• _Exercise details_
In the lines below, look for "Accession". Copy each line where it appears.
### Data for review
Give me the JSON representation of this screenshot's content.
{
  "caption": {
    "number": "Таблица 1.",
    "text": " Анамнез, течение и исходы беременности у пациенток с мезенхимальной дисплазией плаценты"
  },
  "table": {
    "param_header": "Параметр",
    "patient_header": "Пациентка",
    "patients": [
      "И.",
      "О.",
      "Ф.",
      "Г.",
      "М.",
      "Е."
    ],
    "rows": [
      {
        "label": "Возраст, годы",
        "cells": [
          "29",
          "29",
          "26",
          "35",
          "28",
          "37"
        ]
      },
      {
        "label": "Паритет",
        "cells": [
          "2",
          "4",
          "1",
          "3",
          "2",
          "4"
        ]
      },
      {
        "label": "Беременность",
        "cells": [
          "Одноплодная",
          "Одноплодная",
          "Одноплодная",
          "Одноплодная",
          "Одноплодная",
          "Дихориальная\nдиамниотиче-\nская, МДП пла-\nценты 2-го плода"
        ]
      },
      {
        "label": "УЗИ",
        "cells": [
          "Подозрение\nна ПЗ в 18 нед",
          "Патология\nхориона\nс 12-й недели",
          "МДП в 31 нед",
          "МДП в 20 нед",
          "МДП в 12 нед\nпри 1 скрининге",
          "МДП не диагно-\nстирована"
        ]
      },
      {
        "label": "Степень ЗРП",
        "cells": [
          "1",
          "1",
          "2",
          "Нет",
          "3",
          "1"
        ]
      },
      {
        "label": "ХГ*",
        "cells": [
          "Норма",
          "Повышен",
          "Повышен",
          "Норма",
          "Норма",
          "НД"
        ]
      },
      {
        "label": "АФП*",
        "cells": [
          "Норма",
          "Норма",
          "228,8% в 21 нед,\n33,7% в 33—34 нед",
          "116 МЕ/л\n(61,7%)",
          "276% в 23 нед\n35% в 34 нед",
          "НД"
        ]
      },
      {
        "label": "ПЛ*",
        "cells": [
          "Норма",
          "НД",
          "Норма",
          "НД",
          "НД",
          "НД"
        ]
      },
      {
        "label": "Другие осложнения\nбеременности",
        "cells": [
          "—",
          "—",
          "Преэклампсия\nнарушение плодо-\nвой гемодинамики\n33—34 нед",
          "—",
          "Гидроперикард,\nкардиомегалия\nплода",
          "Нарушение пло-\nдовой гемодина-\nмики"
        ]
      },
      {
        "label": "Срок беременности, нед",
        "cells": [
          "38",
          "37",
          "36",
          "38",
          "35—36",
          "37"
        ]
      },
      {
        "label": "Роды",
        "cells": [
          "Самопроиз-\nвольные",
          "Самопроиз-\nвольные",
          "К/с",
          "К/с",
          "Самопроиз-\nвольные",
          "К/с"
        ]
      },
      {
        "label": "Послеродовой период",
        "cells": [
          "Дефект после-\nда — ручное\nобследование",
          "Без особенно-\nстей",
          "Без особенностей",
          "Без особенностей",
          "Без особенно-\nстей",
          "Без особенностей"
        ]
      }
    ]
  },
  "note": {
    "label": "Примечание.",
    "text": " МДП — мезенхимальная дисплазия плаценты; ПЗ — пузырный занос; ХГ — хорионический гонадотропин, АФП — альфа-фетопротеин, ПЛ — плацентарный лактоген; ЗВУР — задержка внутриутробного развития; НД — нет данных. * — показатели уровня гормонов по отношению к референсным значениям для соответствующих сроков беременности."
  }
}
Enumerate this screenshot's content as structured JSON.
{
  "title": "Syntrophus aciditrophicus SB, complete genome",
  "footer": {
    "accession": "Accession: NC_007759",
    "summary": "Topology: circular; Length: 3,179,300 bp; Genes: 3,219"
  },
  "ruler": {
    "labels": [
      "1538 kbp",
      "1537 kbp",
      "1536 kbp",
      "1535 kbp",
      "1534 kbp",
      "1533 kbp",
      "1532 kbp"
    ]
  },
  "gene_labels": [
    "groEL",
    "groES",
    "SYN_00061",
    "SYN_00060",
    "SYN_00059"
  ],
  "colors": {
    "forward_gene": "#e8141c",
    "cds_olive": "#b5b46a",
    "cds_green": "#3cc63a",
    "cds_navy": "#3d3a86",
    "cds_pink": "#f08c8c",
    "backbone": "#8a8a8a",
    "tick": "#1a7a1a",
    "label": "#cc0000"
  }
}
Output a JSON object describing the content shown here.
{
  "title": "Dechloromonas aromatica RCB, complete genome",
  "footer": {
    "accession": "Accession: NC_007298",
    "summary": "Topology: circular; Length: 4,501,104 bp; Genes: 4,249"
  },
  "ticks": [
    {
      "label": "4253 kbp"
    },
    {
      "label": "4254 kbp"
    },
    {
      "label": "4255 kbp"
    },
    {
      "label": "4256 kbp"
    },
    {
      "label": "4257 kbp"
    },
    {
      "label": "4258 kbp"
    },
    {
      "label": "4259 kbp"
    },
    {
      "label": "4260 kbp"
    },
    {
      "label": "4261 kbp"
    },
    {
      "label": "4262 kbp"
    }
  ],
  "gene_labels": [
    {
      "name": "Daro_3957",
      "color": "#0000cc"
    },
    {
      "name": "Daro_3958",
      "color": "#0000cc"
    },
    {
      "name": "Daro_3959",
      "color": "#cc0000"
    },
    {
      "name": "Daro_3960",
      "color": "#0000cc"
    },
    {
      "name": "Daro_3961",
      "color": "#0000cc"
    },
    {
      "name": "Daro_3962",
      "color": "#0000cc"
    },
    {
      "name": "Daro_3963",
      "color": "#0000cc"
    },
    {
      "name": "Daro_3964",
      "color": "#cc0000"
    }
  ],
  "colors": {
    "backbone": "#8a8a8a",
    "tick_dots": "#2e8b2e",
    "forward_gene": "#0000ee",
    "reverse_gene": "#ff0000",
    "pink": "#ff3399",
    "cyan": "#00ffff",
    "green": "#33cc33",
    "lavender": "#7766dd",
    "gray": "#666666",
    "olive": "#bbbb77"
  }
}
######
• _Exercise solution_
    "accession": "Accession: NC_007759",
    "accession": "Accession: NC_007298",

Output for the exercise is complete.